━━ MATERIALS PROVIDED
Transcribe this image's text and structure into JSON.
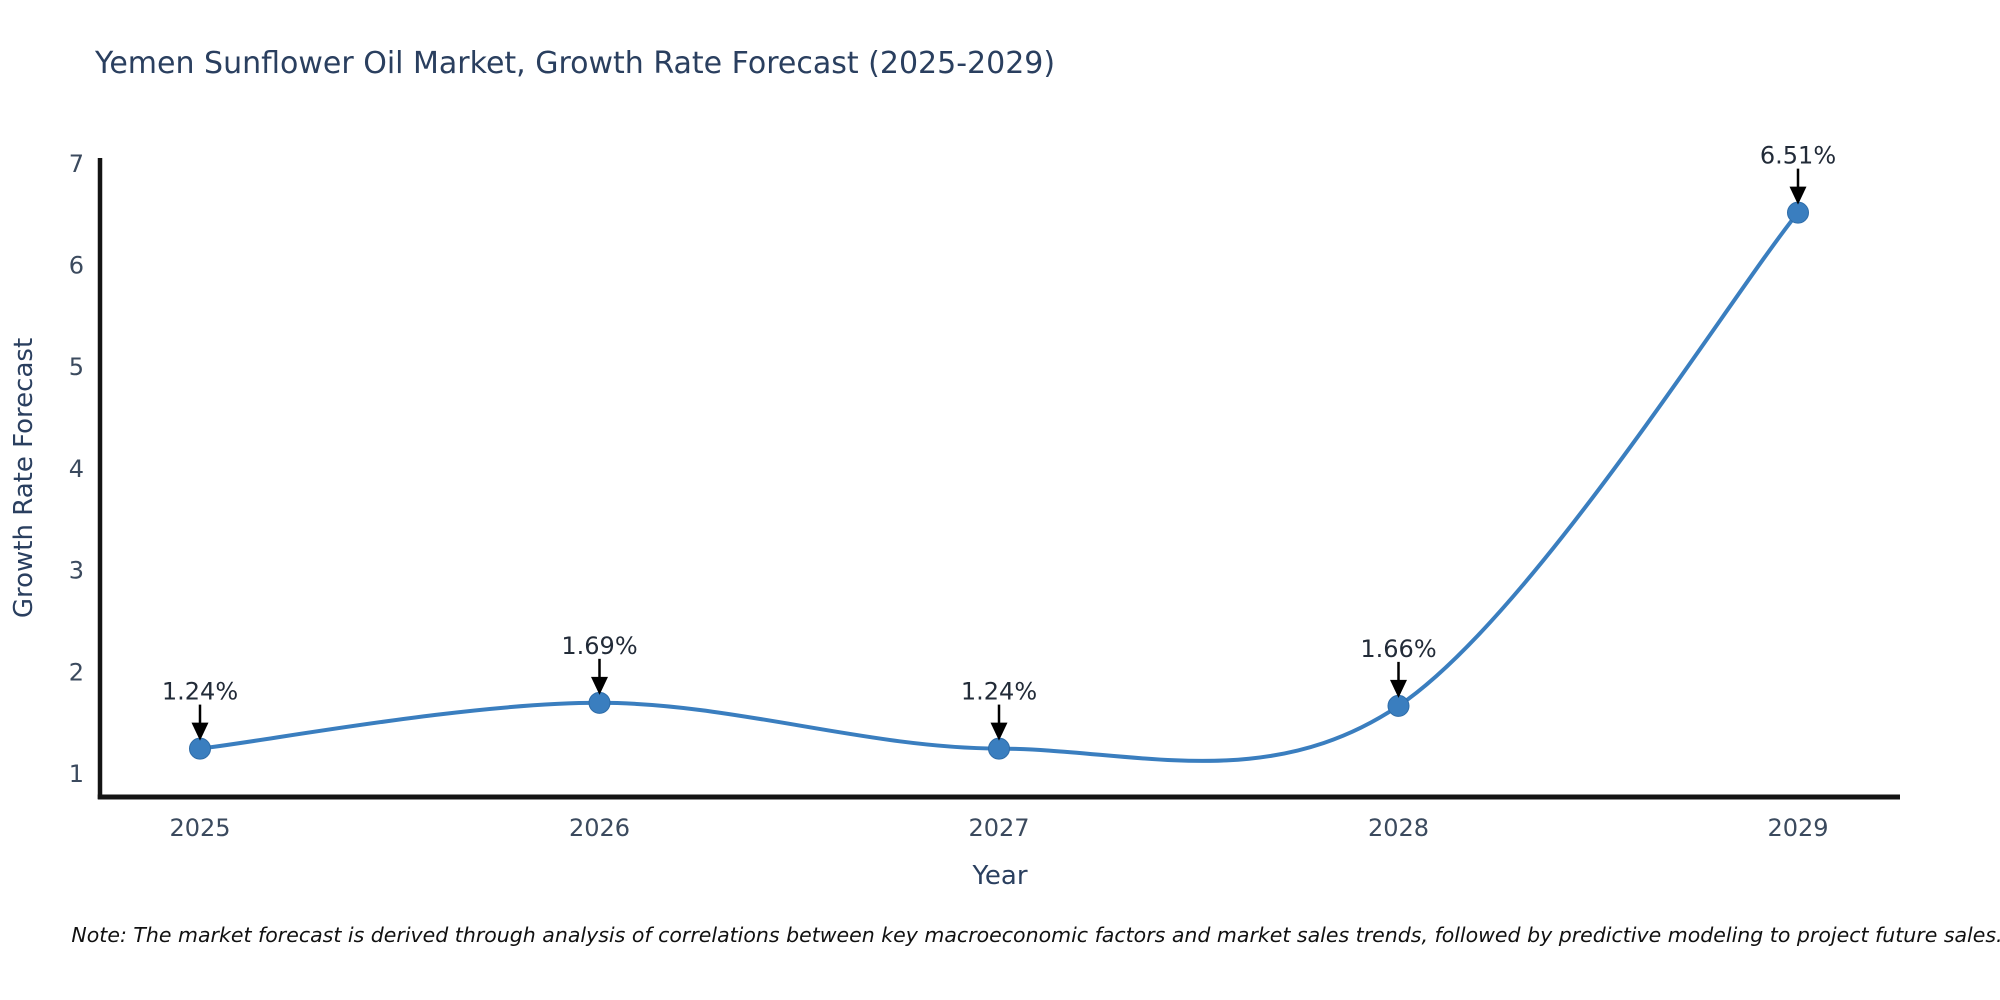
{
  "title": "Yemen Sunflower Oil Market, Growth Rate Forecast (2025-2029)",
  "note": "Note: The market forecast is derived through analysis of correlations between key macroeconomic factors and market sales trends, followed by predictive modeling to project future sales.",
  "chart_data": {
    "type": "line",
    "title": "Yemen Sunflower Oil Market, Growth Rate Forecast (2025-2029)",
    "xlabel": "Year",
    "ylabel": "Growth Rate Forecast",
    "x": [
      2025,
      2026,
      2027,
      2028,
      2029
    ],
    "x_tick_labels": [
      "2025",
      "2026",
      "2027",
      "2028",
      "2029"
    ],
    "series": [
      {
        "name": "Growth Rate Forecast",
        "values": [
          1.24,
          1.69,
          1.24,
          1.66,
          6.51
        ]
      }
    ],
    "point_labels": [
      "1.24%",
      "1.69%",
      "1.24%",
      "1.66%",
      "6.51%"
    ],
    "y_ticks": [
      1,
      2,
      3,
      4,
      5,
      6,
      7
    ],
    "ylim": [
      0.73,
      7.05
    ],
    "xlim": [
      2024.75,
      2029.26
    ],
    "grid": false,
    "legend_position": "none",
    "line_shape": "spline",
    "annotation_arrows": true,
    "colors": {
      "line": "#3a7ebf",
      "marker": "#3a7ebf",
      "marker_edge": "#2e6ca8",
      "axis": "#141414",
      "title_text": "#2a3f5f",
      "axis_title_text": "#2a3f5f",
      "tick_text": "#3b4a5e",
      "annotation_text": "#222b38",
      "arrow": "#000000",
      "note_text": "#111111",
      "background": "#ffffff"
    }
  }
}
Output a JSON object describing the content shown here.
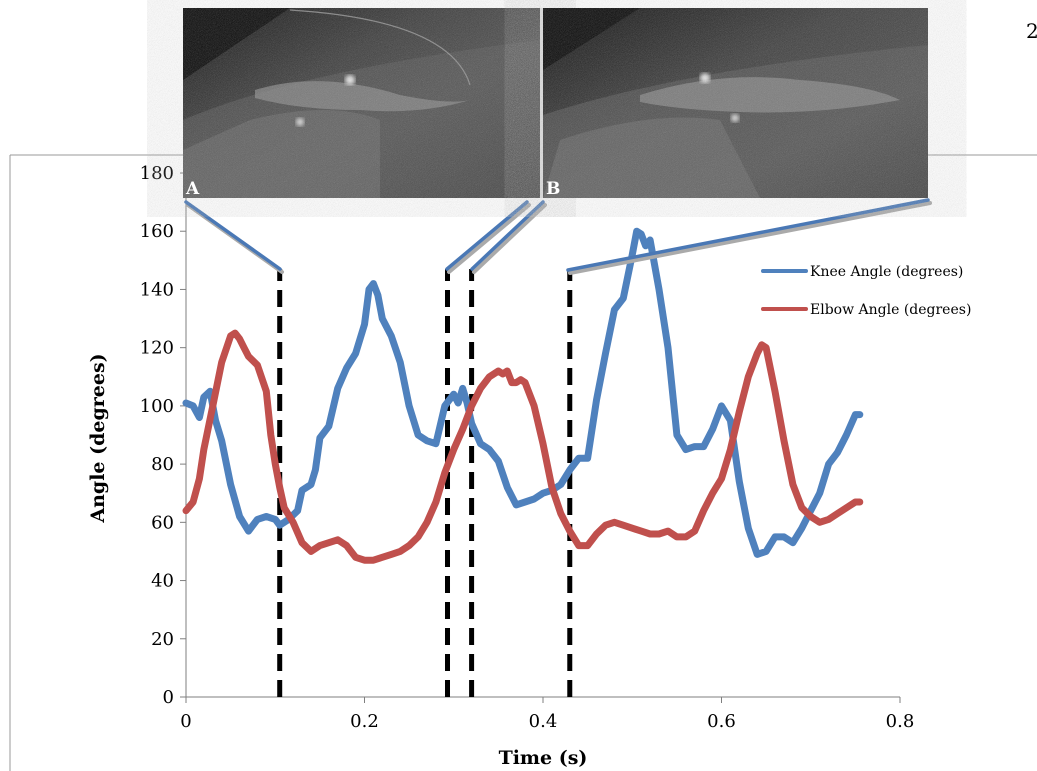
{
  "page_number": "2",
  "chart_data": {
    "type": "line",
    "title": "",
    "xlabel": "Time (s)",
    "ylabel": "Angle (degrees)",
    "xlim": [
      0,
      0.8
    ],
    "ylim": [
      0,
      180
    ],
    "xticks": [
      0,
      0.2,
      0.4,
      0.6,
      0.8
    ],
    "yticks": [
      0,
      20,
      40,
      60,
      80,
      100,
      120,
      140,
      160,
      180
    ],
    "grid": false,
    "legend_position": "top-right",
    "series": [
      {
        "name": "Knee Angle (degrees)",
        "color": "#4f81bd",
        "x": [
          0,
          0.008,
          0.015,
          0.02,
          0.027,
          0.033,
          0.04,
          0.05,
          0.06,
          0.07,
          0.08,
          0.09,
          0.1,
          0.105,
          0.11,
          0.115,
          0.125,
          0.13,
          0.14,
          0.145,
          0.15,
          0.16,
          0.17,
          0.18,
          0.19,
          0.2,
          0.205,
          0.21,
          0.215,
          0.22,
          0.23,
          0.24,
          0.25,
          0.26,
          0.27,
          0.28,
          0.29,
          0.3,
          0.305,
          0.31,
          0.315,
          0.32,
          0.33,
          0.34,
          0.35,
          0.36,
          0.37,
          0.38,
          0.39,
          0.4,
          0.41,
          0.42,
          0.43,
          0.44,
          0.45,
          0.46,
          0.47,
          0.48,
          0.49,
          0.5,
          0.505,
          0.51,
          0.515,
          0.52,
          0.53,
          0.54,
          0.55,
          0.56,
          0.57,
          0.58,
          0.59,
          0.6,
          0.61,
          0.62,
          0.63,
          0.64,
          0.65,
          0.66,
          0.67,
          0.68,
          0.69,
          0.7,
          0.71,
          0.72,
          0.73,
          0.74,
          0.75,
          0.755
        ],
        "y": [
          101,
          100,
          96,
          103,
          105,
          95,
          88,
          73,
          62,
          57,
          61,
          62,
          61,
          59,
          60,
          61,
          64,
          71,
          73,
          78,
          89,
          93,
          106,
          113,
          118,
          128,
          140,
          142,
          138,
          130,
          124,
          115,
          100,
          90,
          88,
          87,
          100,
          104,
          101,
          106,
          101,
          94,
          87,
          85,
          81,
          72,
          66,
          67,
          68,
          70,
          71,
          73,
          78,
          82,
          82,
          102,
          118,
          133,
          137,
          152,
          160,
          159,
          155,
          157,
          140,
          120,
          90,
          85,
          86,
          86,
          92,
          100,
          95,
          74,
          58,
          49,
          50,
          55,
          55,
          53,
          58,
          64,
          70,
          80,
          84,
          90,
          97,
          97
        ]
      },
      {
        "name": "Elbow Angle (degrees)",
        "color": "#c0504d",
        "x": [
          0,
          0.008,
          0.015,
          0.02,
          0.03,
          0.04,
          0.05,
          0.055,
          0.06,
          0.065,
          0.07,
          0.08,
          0.09,
          0.095,
          0.1,
          0.105,
          0.11,
          0.12,
          0.13,
          0.14,
          0.15,
          0.16,
          0.17,
          0.18,
          0.19,
          0.2,
          0.21,
          0.22,
          0.23,
          0.24,
          0.25,
          0.26,
          0.27,
          0.28,
          0.29,
          0.3,
          0.31,
          0.32,
          0.33,
          0.34,
          0.35,
          0.355,
          0.36,
          0.365,
          0.37,
          0.375,
          0.38,
          0.39,
          0.4,
          0.41,
          0.42,
          0.43,
          0.44,
          0.45,
          0.46,
          0.47,
          0.48,
          0.49,
          0.5,
          0.51,
          0.52,
          0.53,
          0.54,
          0.55,
          0.56,
          0.57,
          0.58,
          0.59,
          0.6,
          0.61,
          0.62,
          0.63,
          0.64,
          0.645,
          0.65,
          0.66,
          0.67,
          0.68,
          0.69,
          0.7,
          0.71,
          0.72,
          0.73,
          0.74,
          0.75,
          0.755
        ],
        "y": [
          64,
          67,
          75,
          85,
          100,
          115,
          124,
          125,
          123,
          120,
          117,
          114,
          105,
          90,
          80,
          72,
          65,
          60,
          53,
          50,
          52,
          53,
          54,
          52,
          48,
          47,
          47,
          48,
          49,
          50,
          52,
          55,
          60,
          67,
          77,
          85,
          92,
          100,
          106,
          110,
          112,
          111,
          112,
          108,
          108,
          109,
          108,
          100,
          87,
          72,
          63,
          57,
          52,
          52,
          56,
          59,
          60,
          59,
          58,
          57,
          56,
          56,
          57,
          55,
          55,
          57,
          64,
          70,
          75,
          85,
          98,
          110,
          118,
          121,
          120,
          105,
          88,
          73,
          65,
          62,
          60,
          61,
          63,
          65,
          67,
          67
        ]
      }
    ],
    "event_markers_x": [
      0.105,
      0.293,
      0.32,
      0.43
    ],
    "insets": [
      {
        "label": "A"
      },
      {
        "label": "B"
      }
    ]
  }
}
━━━━
YOUR TASK — Restate the records word for word, omitting images.

RESULT —
Transcribe this image's text and structure into JSON.
{
  "title": "Yemen Sunflower Oil Market, Growth Rate Forecast (2025-2029)",
  "note": "Note: The market forecast is derived through analysis of correlations between key macroeconomic factors and market sales trends, followed by predictive modeling to project future sales.",
  "chart_data": {
    "type": "line",
    "title": "Yemen Sunflower Oil Market, Growth Rate Forecast (2025-2029)",
    "xlabel": "Year",
    "ylabel": "Growth Rate Forecast",
    "x": [
      2025,
      2026,
      2027,
      2028,
      2029
    ],
    "x_tick_labels": [
      "2025",
      "2026",
      "2027",
      "2028",
      "2029"
    ],
    "series": [
      {
        "name": "Growth Rate Forecast",
        "values": [
          1.24,
          1.69,
          1.24,
          1.66,
          6.51
        ]
      }
    ],
    "point_labels": [
      "1.24%",
      "1.69%",
      "1.24%",
      "1.66%",
      "6.51%"
    ],
    "y_ticks": [
      1,
      2,
      3,
      4,
      5,
      6,
      7
    ],
    "ylim": [
      0.73,
      7.05
    ],
    "xlim": [
      2024.75,
      2029.26
    ],
    "grid": false,
    "legend_position": "none",
    "line_shape": "spline",
    "annotation_arrows": true,
    "colors": {
      "line": "#3a7ebf",
      "marker": "#3a7ebf",
      "marker_edge": "#2e6ca8",
      "axis": "#141414",
      "title_text": "#2a3f5f",
      "axis_title_text": "#2a3f5f",
      "tick_text": "#3b4a5e",
      "annotation_text": "#222b38",
      "arrow": "#000000",
      "note_text": "#111111",
      "background": "#ffffff"
    }
  }
}
Output a JSON object describing the content shown here.
{
  "page_number": "2",
  "chart_data": {
    "type": "line",
    "title": "",
    "xlabel": "Time (s)",
    "ylabel": "Angle (degrees)",
    "xlim": [
      0,
      0.8
    ],
    "ylim": [
      0,
      180
    ],
    "xticks": [
      0,
      0.2,
      0.4,
      0.6,
      0.8
    ],
    "yticks": [
      0,
      20,
      40,
      60,
      80,
      100,
      120,
      140,
      160,
      180
    ],
    "grid": false,
    "legend_position": "top-right",
    "series": [
      {
        "name": "Knee Angle (degrees)",
        "color": "#4f81bd",
        "x": [
          0,
          0.008,
          0.015,
          0.02,
          0.027,
          0.033,
          0.04,
          0.05,
          0.06,
          0.07,
          0.08,
          0.09,
          0.1,
          0.105,
          0.11,
          0.115,
          0.125,
          0.13,
          0.14,
          0.145,
          0.15,
          0.16,
          0.17,
          0.18,
          0.19,
          0.2,
          0.205,
          0.21,
          0.215,
          0.22,
          0.23,
          0.24,
          0.25,
          0.26,
          0.27,
          0.28,
          0.29,
          0.3,
          0.305,
          0.31,
          0.315,
          0.32,
          0.33,
          0.34,
          0.35,
          0.36,
          0.37,
          0.38,
          0.39,
          0.4,
          0.41,
          0.42,
          0.43,
          0.44,
          0.45,
          0.46,
          0.47,
          0.48,
          0.49,
          0.5,
          0.505,
          0.51,
          0.515,
          0.52,
          0.53,
          0.54,
          0.55,
          0.56,
          0.57,
          0.58,
          0.59,
          0.6,
          0.61,
          0.62,
          0.63,
          0.64,
          0.65,
          0.66,
          0.67,
          0.68,
          0.69,
          0.7,
          0.71,
          0.72,
          0.73,
          0.74,
          0.75,
          0.755
        ],
        "y": [
          101,
          100,
          96,
          103,
          105,
          95,
          88,
          73,
          62,
          57,
          61,
          62,
          61,
          59,
          60,
          61,
          64,
          71,
          73,
          78,
          89,
          93,
          106,
          113,
          118,
          128,
          140,
          142,
          138,
          130,
          124,
          115,
          100,
          90,
          88,
          87,
          100,
          104,
          101,
          106,
          101,
          94,
          87,
          85,
          81,
          72,
          66,
          67,
          68,
          70,
          71,
          73,
          78,
          82,
          82,
          102,
          118,
          133,
          137,
          152,
          160,
          159,
          155,
          157,
          140,
          120,
          90,
          85,
          86,
          86,
          92,
          100,
          95,
          74,
          58,
          49,
          50,
          55,
          55,
          53,
          58,
          64,
          70,
          80,
          84,
          90,
          97,
          97
        ]
      },
      {
        "name": "Elbow Angle (degrees)",
        "color": "#c0504d",
        "x": [
          0,
          0.008,
          0.015,
          0.02,
          0.03,
          0.04,
          0.05,
          0.055,
          0.06,
          0.065,
          0.07,
          0.08,
          0.09,
          0.095,
          0.1,
          0.105,
          0.11,
          0.12,
          0.13,
          0.14,
          0.15,
          0.16,
          0.17,
          0.18,
          0.19,
          0.2,
          0.21,
          0.22,
          0.23,
          0.24,
          0.25,
          0.26,
          0.27,
          0.28,
          0.29,
          0.3,
          0.31,
          0.32,
          0.33,
          0.34,
          0.35,
          0.355,
          0.36,
          0.365,
          0.37,
          0.375,
          0.38,
          0.39,
          0.4,
          0.41,
          0.42,
          0.43,
          0.44,
          0.45,
          0.46,
          0.47,
          0.48,
          0.49,
          0.5,
          0.51,
          0.52,
          0.53,
          0.54,
          0.55,
          0.56,
          0.57,
          0.58,
          0.59,
          0.6,
          0.61,
          0.62,
          0.63,
          0.64,
          0.645,
          0.65,
          0.66,
          0.67,
          0.68,
          0.69,
          0.7,
          0.71,
          0.72,
          0.73,
          0.74,
          0.75,
          0.755
        ],
        "y": [
          64,
          67,
          75,
          85,
          100,
          115,
          124,
          125,
          123,
          120,
          117,
          114,
          105,
          90,
          80,
          72,
          65,
          60,
          53,
          50,
          52,
          53,
          54,
          52,
          48,
          47,
          47,
          48,
          49,
          50,
          52,
          55,
          60,
          67,
          77,
          85,
          92,
          100,
          106,
          110,
          112,
          111,
          112,
          108,
          108,
          109,
          108,
          100,
          87,
          72,
          63,
          57,
          52,
          52,
          56,
          59,
          60,
          59,
          58,
          57,
          56,
          56,
          57,
          55,
          55,
          57,
          64,
          70,
          75,
          85,
          98,
          110,
          118,
          121,
          120,
          105,
          88,
          73,
          65,
          62,
          60,
          61,
          63,
          65,
          67,
          67
        ]
      }
    ],
    "event_markers_x": [
      0.105,
      0.293,
      0.32,
      0.43
    ],
    "insets": [
      {
        "label": "A"
      },
      {
        "label": "B"
      }
    ]
  }
}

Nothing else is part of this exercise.